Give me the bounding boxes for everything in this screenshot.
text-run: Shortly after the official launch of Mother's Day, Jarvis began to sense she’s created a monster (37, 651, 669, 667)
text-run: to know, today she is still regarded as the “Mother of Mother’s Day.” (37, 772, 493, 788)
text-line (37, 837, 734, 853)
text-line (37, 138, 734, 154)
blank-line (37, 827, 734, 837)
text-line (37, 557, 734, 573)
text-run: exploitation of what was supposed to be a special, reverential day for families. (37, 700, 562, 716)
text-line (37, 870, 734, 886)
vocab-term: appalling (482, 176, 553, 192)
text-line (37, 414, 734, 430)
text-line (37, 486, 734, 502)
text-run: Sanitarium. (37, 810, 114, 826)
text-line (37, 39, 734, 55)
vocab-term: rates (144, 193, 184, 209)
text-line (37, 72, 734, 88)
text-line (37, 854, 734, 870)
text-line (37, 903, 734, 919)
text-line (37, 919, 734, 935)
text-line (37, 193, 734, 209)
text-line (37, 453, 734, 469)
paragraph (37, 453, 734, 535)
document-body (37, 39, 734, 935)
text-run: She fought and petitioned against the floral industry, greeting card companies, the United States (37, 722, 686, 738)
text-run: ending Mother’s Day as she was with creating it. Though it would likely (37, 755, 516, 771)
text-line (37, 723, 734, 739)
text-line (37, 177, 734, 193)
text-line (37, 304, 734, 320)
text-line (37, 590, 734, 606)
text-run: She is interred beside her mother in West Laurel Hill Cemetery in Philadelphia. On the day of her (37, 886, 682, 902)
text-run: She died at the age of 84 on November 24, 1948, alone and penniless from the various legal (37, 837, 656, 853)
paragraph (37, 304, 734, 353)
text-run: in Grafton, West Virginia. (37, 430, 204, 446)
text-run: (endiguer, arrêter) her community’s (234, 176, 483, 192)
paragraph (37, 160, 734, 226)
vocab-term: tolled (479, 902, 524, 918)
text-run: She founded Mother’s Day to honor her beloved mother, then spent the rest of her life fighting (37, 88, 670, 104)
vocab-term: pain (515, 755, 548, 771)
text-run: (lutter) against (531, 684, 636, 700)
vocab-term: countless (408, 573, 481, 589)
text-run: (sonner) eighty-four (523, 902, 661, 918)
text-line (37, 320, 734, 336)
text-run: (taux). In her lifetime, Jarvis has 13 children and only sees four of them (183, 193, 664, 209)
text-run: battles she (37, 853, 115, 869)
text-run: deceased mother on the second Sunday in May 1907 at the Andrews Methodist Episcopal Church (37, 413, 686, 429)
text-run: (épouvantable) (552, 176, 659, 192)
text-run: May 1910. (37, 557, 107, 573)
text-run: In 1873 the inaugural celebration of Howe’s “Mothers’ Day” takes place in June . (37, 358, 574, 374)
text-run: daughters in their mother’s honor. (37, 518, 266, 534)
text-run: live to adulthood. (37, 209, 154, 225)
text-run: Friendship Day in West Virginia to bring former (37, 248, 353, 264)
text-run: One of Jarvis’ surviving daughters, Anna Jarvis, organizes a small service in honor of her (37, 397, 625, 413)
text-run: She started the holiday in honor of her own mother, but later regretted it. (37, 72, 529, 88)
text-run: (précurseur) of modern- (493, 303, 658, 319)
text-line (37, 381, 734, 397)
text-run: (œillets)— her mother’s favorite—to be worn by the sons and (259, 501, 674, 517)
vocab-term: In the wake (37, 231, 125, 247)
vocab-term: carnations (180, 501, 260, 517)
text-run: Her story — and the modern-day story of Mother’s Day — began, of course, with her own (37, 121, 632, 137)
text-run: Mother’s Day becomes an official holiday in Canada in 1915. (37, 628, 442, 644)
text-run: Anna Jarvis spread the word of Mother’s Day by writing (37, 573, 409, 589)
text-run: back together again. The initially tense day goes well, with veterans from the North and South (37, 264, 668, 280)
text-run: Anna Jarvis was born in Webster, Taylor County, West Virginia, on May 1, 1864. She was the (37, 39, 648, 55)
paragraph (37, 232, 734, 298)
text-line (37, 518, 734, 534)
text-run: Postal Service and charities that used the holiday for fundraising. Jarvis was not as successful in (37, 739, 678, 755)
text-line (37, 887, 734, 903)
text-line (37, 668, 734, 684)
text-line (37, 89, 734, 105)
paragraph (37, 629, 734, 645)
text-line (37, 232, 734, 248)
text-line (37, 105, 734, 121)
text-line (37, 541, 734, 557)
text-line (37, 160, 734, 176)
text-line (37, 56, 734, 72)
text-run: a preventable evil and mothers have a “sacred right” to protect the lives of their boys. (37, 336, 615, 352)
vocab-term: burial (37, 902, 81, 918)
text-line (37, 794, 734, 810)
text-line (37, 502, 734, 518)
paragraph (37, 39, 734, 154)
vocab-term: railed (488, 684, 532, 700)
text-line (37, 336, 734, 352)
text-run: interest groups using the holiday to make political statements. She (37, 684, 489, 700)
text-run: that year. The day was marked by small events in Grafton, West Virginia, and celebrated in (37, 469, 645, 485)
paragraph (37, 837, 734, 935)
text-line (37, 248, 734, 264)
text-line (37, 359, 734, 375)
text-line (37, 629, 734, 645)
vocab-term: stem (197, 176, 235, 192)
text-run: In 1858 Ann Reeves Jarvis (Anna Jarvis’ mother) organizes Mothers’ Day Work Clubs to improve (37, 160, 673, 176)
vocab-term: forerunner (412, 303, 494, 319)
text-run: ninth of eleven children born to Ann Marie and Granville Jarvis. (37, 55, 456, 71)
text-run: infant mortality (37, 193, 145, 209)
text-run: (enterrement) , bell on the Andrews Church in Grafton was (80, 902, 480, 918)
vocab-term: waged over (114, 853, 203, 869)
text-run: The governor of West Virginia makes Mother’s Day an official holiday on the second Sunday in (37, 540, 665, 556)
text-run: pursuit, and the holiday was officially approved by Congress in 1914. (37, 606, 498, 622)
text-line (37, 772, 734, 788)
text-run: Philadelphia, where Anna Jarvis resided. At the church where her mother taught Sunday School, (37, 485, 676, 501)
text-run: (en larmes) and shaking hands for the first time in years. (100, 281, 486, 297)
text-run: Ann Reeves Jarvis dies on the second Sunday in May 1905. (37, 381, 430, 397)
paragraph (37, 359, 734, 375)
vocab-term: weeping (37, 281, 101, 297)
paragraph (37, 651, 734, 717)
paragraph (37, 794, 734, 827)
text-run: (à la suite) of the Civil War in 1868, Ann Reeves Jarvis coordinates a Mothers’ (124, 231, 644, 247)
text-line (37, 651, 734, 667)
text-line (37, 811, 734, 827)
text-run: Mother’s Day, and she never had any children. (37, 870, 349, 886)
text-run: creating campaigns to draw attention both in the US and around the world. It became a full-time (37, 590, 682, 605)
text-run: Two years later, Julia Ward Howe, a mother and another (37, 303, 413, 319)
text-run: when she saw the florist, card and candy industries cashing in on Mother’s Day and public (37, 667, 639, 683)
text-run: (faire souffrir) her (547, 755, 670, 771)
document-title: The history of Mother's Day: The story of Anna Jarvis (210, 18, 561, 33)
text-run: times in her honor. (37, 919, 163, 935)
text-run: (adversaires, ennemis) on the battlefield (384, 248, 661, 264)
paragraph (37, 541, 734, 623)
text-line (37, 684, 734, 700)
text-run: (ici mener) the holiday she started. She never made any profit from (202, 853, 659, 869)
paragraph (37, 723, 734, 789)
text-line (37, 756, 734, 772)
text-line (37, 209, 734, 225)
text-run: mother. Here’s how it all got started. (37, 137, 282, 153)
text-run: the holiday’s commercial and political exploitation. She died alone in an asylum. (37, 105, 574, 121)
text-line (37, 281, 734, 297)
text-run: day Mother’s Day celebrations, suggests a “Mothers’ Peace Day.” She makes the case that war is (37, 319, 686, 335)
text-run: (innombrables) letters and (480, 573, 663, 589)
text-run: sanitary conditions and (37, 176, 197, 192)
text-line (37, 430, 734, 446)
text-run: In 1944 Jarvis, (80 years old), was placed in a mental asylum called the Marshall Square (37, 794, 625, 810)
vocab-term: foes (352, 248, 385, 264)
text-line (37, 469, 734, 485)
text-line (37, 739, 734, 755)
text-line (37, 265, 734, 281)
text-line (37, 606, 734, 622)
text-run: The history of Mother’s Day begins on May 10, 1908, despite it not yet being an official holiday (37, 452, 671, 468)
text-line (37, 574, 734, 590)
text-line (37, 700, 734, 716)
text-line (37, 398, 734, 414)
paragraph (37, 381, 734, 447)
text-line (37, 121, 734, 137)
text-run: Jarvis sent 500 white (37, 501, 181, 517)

GOAL:
Copy out, without changes, the lines from the first line of the records through the line that contains "text-run: ending Mother’s", including both.

RESULT FOR THIS TASK:
Give me the bounding boxes for everything in this screenshot.
text-run: Shortly after the official launch of Mother's Day, Jarvis began to sense she’s created a monster (37, 651, 669, 667)
text-run: to know, today she is still regarded as the “Mother of Mother’s Day.” (37, 772, 493, 788)
text-line (37, 837, 734, 853)
text-line (37, 138, 734, 154)
blank-line (37, 827, 734, 837)
text-line (37, 557, 734, 573)
text-run: exploitation of what was supposed to be a special, reverential day for families. (37, 700, 562, 716)
text-line (37, 870, 734, 886)
vocab-term: appalling (482, 176, 553, 192)
text-line (37, 414, 734, 430)
text-line (37, 486, 734, 502)
text-run: Sanitarium. (37, 810, 114, 826)
text-line (37, 39, 734, 55)
vocab-term: rates (144, 193, 184, 209)
text-line (37, 72, 734, 88)
text-line (37, 854, 734, 870)
text-line (37, 903, 734, 919)
text-line (37, 919, 734, 935)
text-line (37, 193, 734, 209)
text-line (37, 453, 734, 469)
paragraph (37, 453, 734, 535)
document-body (37, 39, 734, 935)
text-run: She fought and petitioned against the floral industry, greeting card companies, the United States (37, 722, 686, 738)
text-run: ending Mother’s Day as she was with creating it. Though it would likely (37, 755, 516, 771)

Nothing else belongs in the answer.